A run of records:
--------------------------------
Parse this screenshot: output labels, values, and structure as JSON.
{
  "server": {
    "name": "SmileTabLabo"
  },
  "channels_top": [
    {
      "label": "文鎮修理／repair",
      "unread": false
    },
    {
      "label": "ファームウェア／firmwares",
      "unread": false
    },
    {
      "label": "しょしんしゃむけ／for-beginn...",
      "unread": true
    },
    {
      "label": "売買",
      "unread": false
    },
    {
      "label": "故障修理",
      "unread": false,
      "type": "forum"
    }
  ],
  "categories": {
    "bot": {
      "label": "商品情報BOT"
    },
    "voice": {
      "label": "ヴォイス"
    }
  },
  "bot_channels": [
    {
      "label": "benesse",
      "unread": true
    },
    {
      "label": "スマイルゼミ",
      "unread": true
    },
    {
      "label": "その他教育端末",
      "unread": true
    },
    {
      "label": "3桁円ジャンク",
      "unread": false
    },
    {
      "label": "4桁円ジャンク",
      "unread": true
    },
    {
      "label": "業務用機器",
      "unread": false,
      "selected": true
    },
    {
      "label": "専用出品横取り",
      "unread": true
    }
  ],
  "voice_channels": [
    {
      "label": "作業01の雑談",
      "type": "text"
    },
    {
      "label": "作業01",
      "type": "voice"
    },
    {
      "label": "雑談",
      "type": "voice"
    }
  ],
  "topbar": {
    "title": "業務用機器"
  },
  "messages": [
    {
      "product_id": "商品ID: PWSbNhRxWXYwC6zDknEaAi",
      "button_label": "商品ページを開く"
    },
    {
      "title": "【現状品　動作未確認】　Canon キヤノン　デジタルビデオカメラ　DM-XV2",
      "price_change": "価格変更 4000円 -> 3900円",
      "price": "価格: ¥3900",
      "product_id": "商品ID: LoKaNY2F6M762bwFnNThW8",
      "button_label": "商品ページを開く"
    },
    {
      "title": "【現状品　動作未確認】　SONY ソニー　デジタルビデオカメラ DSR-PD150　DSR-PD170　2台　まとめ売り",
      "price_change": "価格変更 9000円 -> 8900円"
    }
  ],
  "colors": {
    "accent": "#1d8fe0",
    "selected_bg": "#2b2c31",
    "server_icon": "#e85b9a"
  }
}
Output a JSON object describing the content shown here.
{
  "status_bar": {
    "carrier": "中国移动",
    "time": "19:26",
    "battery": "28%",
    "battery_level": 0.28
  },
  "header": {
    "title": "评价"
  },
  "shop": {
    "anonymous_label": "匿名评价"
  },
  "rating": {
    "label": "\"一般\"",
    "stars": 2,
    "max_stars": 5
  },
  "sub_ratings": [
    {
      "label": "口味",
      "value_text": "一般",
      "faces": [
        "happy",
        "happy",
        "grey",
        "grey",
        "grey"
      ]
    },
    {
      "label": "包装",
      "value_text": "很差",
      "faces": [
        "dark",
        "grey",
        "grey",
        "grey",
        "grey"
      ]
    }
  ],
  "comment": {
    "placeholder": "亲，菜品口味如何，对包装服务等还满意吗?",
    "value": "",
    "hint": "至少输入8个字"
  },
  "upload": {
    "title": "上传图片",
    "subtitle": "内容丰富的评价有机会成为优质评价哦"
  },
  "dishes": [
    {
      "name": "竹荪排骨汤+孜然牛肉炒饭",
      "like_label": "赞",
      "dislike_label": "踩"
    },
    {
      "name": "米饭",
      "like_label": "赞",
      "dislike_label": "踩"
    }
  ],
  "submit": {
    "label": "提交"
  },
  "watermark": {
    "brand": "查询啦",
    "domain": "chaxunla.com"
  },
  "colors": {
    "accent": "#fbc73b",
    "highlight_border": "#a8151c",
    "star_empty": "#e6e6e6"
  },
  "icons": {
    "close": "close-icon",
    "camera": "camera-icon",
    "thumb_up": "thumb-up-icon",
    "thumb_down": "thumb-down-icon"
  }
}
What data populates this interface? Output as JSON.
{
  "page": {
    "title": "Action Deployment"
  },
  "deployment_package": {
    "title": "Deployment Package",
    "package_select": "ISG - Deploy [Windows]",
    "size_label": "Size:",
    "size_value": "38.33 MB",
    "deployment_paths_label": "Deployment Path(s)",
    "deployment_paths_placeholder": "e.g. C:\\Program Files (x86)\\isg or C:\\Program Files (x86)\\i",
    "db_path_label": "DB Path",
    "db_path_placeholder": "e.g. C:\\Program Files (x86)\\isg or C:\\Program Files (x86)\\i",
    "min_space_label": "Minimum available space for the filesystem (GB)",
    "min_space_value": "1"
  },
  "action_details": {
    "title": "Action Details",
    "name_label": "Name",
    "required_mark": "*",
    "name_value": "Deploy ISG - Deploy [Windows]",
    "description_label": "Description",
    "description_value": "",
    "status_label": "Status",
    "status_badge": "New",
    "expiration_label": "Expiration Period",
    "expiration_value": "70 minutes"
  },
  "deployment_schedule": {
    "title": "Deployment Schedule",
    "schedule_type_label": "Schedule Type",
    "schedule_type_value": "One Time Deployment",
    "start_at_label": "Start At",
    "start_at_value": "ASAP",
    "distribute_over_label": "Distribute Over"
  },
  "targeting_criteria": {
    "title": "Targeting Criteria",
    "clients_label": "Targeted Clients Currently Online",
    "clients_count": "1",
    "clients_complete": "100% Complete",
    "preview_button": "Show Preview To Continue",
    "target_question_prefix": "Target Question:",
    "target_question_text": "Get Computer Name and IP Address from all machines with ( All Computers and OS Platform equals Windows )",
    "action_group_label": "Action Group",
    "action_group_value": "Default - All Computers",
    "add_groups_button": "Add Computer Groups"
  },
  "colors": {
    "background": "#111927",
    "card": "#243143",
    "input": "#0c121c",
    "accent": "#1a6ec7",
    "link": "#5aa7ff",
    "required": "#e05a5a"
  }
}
--------------------------------
Print out the whole listing exactly as it appears.

Parse this screenshot: output labels, values, and structure as JSON.
{
  "server": {
    "name": "SmileTabLabo"
  },
  "channels_top": [
    {
      "label": "文鎮修理／repair",
      "unread": false
    },
    {
      "label": "ファームウェア／firmwares",
      "unread": false
    },
    {
      "label": "しょしんしゃむけ／for-beginn...",
      "unread": true
    },
    {
      "label": "売買",
      "unread": false
    },
    {
      "label": "故障修理",
      "unread": false,
      "type": "forum"
    }
  ],
  "categories": {
    "bot": {
      "label": "商品情報BOT"
    },
    "voice": {
      "label": "ヴォイス"
    }
  },
  "bot_channels": [
    {
      "label": "benesse",
      "unread": true
    },
    {
      "label": "スマイルゼミ",
      "unread": true
    },
    {
      "label": "その他教育端末",
      "unread": true
    },
    {
      "label": "3桁円ジャンク",
      "unread": false
    },
    {
      "label": "4桁円ジャンク",
      "unread": true
    },
    {
      "label": "業務用機器",
      "unread": false,
      "selected": true
    },
    {
      "label": "専用出品横取り",
      "unread": true
    }
  ],
  "voice_channels": [
    {
      "label": "作業01の雑談",
      "type": "text"
    },
    {
      "label": "作業01",
      "type": "voice"
    },
    {
      "label": "雑談",
      "type": "voice"
    }
  ],
  "topbar": {
    "title": "業務用機器"
  },
  "messages": [
    {
      "product_id": "商品ID: PWSbNhRxWXYwC6zDknEaAi",
      "button_label": "商品ページを開く"
    },
    {
      "title": "【現状品　動作未確認】　Canon キヤノン　デジタルビデオカメラ　DM-XV2",
      "price_change": "価格変更 4000円 -> 3900円",
      "price": "価格: ¥3900",
      "product_id": "商品ID: LoKaNY2F6M762bwFnNThW8",
      "button_label": "商品ページを開く"
    },
    {
      "title": "【現状品　動作未確認】　SONY ソニー　デジタルビデオカメラ DSR-PD150　DSR-PD170　2台　まとめ売り",
      "price_change": "価格変更 9000円 -> 8900円"
    }
  ],
  "colors": {
    "accent": "#1d8fe0",
    "selected_bg": "#2b2c31",
    "server_icon": "#e85b9a"
  }
}
Output a JSON object describing the content shown here.
{
  "status_bar": {
    "carrier": "中国移动",
    "time": "19:26",
    "battery": "28%",
    "battery_level": 0.28
  },
  "header": {
    "title": "评价"
  },
  "shop": {
    "anonymous_label": "匿名评价"
  },
  "rating": {
    "label": "\"一般\"",
    "stars": 2,
    "max_stars": 5
  },
  "sub_ratings": [
    {
      "label": "口味",
      "value_text": "一般",
      "faces": [
        "happy",
        "happy",
        "grey",
        "grey",
        "grey"
      ]
    },
    {
      "label": "包装",
      "value_text": "很差",
      "faces": [
        "dark",
        "grey",
        "grey",
        "grey",
        "grey"
      ]
    }
  ],
  "comment": {
    "placeholder": "亲，菜品口味如何，对包装服务等还满意吗?",
    "value": "",
    "hint": "至少输入8个字"
  },
  "upload": {
    "title": "上传图片",
    "subtitle": "内容丰富的评价有机会成为优质评价哦"
  },
  "dishes": [
    {
      "name": "竹荪排骨汤+孜然牛肉炒饭",
      "like_label": "赞",
      "dislike_label": "踩"
    },
    {
      "name": "米饭",
      "like_label": "赞",
      "dislike_label": "踩"
    }
  ],
  "submit": {
    "label": "提交"
  },
  "watermark": {
    "brand": "查询啦",
    "domain": "chaxunla.com"
  },
  "colors": {
    "accent": "#fbc73b",
    "highlight_border": "#a8151c",
    "star_empty": "#e6e6e6"
  },
  "icons": {
    "close": "close-icon",
    "camera": "camera-icon",
    "thumb_up": "thumb-up-icon",
    "thumb_down": "thumb-down-icon"
  }
}
What data populates this interface? Output as JSON.
{
  "page": {
    "title": "Action Deployment"
  },
  "deployment_package": {
    "title": "Deployment Package",
    "package_select": "ISG - Deploy [Windows]",
    "size_label": "Size:",
    "size_value": "38.33 MB",
    "deployment_paths_label": "Deployment Path(s)",
    "deployment_paths_placeholder": "e.g. C:\\Program Files (x86)\\isg or C:\\Program Files (x86)\\i",
    "db_path_label": "DB Path",
    "db_path_placeholder": "e.g. C:\\Program Files (x86)\\isg or C:\\Program Files (x86)\\i",
    "min_space_label": "Minimum available space for the filesystem (GB)",
    "min_space_value": "1"
  },
  "action_details": {
    "title": "Action Details",
    "name_label": "Name",
    "required_mark": "*",
    "name_value": "Deploy ISG - Deploy [Windows]",
    "description_label": "Description",
    "description_value": "",
    "status_label": "Status",
    "status_badge": "New",
    "expiration_label": "Expiration Period",
    "expiration_value": "70 minutes"
  },
  "deployment_schedule": {
    "title": "Deployment Schedule",
    "schedule_type_label": "Schedule Type",
    "schedule_type_value": "One Time Deployment",
    "start_at_label": "Start At",
    "start_at_value": "ASAP",
    "distribute_over_label": "Distribute Over"
  },
  "targeting_criteria": {
    "title": "Targeting Criteria",
    "clients_label": "Targeted Clients Currently Online",
    "clients_count": "1",
    "clients_complete": "100% Complete",
    "preview_button": "Show Preview To Continue",
    "target_question_prefix": "Target Question:",
    "target_question_text": "Get Computer Name and IP Address from all machines with ( All Computers and OS Platform equals Windows )",
    "action_group_label": "Action Group",
    "action_group_value": "Default - All Computers",
    "add_groups_button": "Add Computer Groups"
  },
  "colors": {
    "background": "#111927",
    "card": "#243143",
    "input": "#0c121c",
    "accent": "#1a6ec7",
    "link": "#5aa7ff",
    "required": "#e05a5a"
  }
}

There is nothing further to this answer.